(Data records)
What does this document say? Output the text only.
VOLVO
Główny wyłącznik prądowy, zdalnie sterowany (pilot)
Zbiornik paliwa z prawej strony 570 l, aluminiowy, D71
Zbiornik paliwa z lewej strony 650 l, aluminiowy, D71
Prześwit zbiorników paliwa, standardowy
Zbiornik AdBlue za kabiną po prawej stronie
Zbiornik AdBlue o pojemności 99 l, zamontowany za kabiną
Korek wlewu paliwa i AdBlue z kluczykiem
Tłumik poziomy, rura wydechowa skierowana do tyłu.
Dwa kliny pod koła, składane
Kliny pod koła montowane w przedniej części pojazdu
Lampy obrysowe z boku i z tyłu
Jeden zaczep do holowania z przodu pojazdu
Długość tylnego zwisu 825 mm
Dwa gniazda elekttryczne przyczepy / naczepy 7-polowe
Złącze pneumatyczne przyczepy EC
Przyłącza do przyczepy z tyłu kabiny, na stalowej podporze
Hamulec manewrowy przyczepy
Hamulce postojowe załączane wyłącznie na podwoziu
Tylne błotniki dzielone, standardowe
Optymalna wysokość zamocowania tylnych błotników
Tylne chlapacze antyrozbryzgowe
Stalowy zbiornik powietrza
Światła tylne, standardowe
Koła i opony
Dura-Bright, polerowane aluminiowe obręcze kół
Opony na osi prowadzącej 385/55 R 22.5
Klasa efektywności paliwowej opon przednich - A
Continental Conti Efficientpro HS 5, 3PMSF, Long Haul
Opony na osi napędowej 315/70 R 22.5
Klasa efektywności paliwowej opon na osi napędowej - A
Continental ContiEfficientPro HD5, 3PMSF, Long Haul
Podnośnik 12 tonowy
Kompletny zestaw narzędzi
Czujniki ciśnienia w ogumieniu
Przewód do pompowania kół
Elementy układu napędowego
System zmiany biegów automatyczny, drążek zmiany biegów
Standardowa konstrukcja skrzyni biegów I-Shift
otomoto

* _REQUIREMENT_
Print out every record again, exactly and in full.

* _CORRECT ANSWER_
What does this document say? Output the text only.
VOLVO
Główny wyłącznik prądowy, zdalnie sterowany (pilot)
Zbiornik paliwa z prawej strony 570 l, aluminiowy, D71
Zbiornik paliwa z lewej strony 650 l, aluminiowy, D71
Prześwit zbiorników paliwa, standardowy
Zbiornik AdBlue za kabiną po prawej stronie
Zbiornik AdBlue o pojemności 99 l, zamontowany za kabiną
Korek wlewu paliwa i AdBlue z kluczykiem
Tłumik poziomy, rura wydechowa skierowana do tyłu.
Dwa kliny pod koła, składane
Kliny pod koła montowane w przedniej części pojazdu
Lampy obrysowe z boku i z tyłu
Jeden zaczep do holowania z przodu pojazdu
Długość tylnego zwisu 825 mm
Dwa gniazda elekttryczne przyczepy / naczepy 7-polowe
Złącze pneumatyczne przyczepy EC
Przyłącza do przyczepy z tyłu kabiny, na stalowej podporze
Hamulec manewrowy przyczepy
Hamulce postojowe załączane wyłącznie na podwoziu
Tylne błotniki dzielone, standardowe
Optymalna wysokość zamocowania tylnych błotników
Tylne chlapacze antyrozbryzgowe
Stalowy zbiornik powietrza
Światła tylne, standardowe
Koła i opony
Dura-Bright, polerowane aluminiowe obręcze kół
Opony na osi prowadzącej 385/55 R 22.5
Klasa efektywności paliwowej opon przednich - A
Continental Conti Efficientpro HS 5, 3PMSF, Long Haul
Opony na osi napędowej 315/70 R 22.5
Klasa efektywności paliwowej opon na osi napędowej - A
Continental ContiEfficientPro HD5, 3PMSF, Long Haul
Podnośnik 12 tonowy
Kompletny zestaw narzędzi
Czujniki ciśnienia w ogumieniu
Przewód do pompowania kół
Elementy układu napędowego
System zmiany biegów automatyczny, drążek zmiany biegów
Standardowa konstrukcja skrzyni biegów I-Shift
otomoto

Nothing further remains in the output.